Material supplied:

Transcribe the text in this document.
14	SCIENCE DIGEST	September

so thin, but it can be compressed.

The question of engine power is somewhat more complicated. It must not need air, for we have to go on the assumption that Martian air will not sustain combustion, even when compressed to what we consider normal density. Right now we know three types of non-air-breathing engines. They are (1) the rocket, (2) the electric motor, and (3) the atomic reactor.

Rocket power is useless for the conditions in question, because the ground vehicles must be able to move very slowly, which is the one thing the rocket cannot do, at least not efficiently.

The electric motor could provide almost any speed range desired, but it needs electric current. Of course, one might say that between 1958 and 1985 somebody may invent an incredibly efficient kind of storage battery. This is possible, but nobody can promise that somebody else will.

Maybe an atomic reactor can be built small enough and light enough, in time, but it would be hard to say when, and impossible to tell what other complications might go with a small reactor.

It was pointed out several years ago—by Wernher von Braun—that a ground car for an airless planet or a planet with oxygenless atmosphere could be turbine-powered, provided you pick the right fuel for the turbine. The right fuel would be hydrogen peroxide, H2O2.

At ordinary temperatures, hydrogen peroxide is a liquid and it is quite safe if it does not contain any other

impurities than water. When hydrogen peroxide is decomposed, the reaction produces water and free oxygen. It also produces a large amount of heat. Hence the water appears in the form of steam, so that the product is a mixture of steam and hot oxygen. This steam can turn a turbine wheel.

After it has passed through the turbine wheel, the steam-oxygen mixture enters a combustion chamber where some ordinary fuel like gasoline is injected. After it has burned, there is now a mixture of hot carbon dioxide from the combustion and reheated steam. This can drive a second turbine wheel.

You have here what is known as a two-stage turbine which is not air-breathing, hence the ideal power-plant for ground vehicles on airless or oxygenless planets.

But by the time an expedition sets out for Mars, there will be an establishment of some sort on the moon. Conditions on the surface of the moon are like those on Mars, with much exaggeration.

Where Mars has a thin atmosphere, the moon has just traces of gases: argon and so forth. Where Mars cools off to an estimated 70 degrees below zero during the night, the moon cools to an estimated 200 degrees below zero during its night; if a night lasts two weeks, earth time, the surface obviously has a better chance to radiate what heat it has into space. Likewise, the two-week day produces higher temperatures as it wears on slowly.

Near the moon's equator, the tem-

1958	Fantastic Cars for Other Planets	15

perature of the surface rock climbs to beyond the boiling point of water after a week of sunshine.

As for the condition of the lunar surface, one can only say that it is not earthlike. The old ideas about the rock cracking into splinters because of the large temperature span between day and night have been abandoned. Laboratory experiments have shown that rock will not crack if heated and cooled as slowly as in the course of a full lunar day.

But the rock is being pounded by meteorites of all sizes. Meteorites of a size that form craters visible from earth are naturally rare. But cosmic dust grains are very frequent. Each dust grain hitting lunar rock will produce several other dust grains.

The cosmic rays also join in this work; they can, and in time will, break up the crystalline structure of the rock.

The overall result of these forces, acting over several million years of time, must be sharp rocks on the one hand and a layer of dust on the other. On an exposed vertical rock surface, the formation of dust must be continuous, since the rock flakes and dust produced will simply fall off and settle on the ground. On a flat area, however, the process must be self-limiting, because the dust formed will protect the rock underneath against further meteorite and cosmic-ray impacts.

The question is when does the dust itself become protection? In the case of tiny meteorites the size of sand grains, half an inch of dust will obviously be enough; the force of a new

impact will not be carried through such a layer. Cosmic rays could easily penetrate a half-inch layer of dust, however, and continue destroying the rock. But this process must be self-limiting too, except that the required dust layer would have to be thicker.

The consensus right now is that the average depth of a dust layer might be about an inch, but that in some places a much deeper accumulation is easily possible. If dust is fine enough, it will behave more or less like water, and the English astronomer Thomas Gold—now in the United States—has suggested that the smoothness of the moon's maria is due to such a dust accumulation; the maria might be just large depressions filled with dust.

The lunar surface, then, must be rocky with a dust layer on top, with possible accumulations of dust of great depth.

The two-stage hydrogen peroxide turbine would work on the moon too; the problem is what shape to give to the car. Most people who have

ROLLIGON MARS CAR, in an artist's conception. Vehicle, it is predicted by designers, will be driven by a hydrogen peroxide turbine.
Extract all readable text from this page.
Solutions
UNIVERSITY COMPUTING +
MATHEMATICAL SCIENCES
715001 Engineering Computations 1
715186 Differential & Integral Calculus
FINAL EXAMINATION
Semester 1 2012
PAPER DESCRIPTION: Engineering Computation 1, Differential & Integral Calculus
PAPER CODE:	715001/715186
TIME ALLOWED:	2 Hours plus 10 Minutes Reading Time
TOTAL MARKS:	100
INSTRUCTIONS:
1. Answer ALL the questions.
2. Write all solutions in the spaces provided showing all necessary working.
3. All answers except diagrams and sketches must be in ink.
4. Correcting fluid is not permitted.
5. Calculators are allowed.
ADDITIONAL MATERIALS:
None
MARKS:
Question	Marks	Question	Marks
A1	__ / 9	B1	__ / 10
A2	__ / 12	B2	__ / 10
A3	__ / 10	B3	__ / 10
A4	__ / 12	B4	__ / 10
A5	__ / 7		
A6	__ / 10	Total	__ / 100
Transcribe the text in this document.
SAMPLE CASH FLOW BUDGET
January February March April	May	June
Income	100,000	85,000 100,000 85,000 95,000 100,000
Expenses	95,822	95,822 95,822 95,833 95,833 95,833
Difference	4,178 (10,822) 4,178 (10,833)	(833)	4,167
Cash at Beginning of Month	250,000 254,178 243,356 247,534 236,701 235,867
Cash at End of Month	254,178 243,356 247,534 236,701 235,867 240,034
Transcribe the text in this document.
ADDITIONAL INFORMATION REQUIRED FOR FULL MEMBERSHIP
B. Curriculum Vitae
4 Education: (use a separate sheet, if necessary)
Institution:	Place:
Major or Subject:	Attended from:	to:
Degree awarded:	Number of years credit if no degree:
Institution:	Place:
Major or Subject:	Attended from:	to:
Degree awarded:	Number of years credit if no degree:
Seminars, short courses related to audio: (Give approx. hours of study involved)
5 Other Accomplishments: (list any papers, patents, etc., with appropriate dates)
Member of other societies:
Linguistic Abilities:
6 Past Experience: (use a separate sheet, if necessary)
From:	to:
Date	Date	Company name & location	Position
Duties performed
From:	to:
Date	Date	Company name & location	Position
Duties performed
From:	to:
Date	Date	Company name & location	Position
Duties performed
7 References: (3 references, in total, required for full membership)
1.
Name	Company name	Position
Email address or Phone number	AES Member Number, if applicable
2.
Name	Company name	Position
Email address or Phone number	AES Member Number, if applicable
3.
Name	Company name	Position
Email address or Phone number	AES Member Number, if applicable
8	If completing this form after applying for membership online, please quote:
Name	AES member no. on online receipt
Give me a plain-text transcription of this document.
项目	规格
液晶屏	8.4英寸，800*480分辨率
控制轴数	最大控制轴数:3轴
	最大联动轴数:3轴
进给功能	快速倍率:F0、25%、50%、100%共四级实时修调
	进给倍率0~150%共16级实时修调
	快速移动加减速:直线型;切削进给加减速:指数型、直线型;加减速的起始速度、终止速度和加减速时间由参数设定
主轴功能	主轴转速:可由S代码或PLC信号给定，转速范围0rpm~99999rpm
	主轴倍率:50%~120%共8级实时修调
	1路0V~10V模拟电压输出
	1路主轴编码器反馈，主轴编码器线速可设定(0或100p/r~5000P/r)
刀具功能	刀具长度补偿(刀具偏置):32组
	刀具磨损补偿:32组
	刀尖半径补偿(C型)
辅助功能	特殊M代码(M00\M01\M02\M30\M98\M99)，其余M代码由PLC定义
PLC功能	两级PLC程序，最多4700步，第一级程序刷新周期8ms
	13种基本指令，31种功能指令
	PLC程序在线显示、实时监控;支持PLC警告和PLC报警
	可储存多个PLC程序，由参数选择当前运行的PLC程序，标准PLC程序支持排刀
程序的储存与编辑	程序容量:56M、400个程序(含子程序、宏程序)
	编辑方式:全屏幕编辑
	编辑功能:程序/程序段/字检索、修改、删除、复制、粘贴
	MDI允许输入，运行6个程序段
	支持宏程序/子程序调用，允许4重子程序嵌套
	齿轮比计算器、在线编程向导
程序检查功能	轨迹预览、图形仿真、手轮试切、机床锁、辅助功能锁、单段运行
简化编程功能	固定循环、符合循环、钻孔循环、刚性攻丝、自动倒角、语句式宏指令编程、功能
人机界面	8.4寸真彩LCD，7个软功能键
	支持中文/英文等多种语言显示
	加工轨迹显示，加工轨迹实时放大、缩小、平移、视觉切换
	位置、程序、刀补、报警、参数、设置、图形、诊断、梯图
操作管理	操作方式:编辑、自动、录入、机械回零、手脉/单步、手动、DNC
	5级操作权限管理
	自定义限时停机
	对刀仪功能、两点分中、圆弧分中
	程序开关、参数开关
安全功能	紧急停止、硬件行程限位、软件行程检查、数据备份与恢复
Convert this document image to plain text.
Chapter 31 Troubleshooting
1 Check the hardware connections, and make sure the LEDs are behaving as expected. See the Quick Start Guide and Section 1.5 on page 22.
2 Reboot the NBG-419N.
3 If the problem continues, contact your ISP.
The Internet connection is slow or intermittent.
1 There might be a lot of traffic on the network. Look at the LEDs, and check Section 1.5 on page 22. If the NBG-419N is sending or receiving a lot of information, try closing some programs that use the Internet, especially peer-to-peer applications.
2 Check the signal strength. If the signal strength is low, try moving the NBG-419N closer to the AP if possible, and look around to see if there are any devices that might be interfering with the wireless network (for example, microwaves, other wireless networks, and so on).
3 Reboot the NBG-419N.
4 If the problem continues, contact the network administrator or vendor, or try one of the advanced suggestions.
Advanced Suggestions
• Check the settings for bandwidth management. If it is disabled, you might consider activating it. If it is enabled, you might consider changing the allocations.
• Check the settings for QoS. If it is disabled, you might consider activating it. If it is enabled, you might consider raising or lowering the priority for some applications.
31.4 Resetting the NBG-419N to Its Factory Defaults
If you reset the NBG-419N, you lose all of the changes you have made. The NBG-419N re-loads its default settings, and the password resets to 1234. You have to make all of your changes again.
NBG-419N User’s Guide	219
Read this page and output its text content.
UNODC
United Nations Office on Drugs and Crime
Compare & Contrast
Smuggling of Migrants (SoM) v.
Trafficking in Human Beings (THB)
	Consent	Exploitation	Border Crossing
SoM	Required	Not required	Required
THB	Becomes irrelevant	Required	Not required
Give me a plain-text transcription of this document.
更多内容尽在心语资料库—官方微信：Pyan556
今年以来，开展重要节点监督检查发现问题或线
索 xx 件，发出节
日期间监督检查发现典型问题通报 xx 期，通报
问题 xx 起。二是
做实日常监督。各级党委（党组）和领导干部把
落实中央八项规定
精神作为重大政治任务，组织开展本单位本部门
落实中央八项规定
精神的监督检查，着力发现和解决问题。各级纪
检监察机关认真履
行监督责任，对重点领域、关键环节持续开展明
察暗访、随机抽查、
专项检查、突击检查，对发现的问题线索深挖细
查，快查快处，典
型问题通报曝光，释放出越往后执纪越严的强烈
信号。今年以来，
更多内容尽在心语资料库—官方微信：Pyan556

Task objective:
Check each line above for "just" and return the ones that have it.

Task solution:
Where Mars has a thin atmosphere, the moon has just traces of gases: argon and so forth. Where Mars cools off to an estimated 70 degrees below zero during the night, the moon cools to an estimated 200 degrees below zero during its night; if a night lasts two weeks, earth time, the surface obviously has a better chance to radiate what heat it has into space. Likewise, the two-week day produces higher temperatures as it wears on slowly.
The consensus right now is that the average depth of a dust layer might be about an inch, but that in some places a much deeper accumulation is easily possible. If dust is fine enough, it will behave more or less like water, and the English astronomer Thomas Gold—now in the United States—has suggested that the smoothness of the moon's maria is due to such a dust accumulation; the maria might be just large depressions filled with dust.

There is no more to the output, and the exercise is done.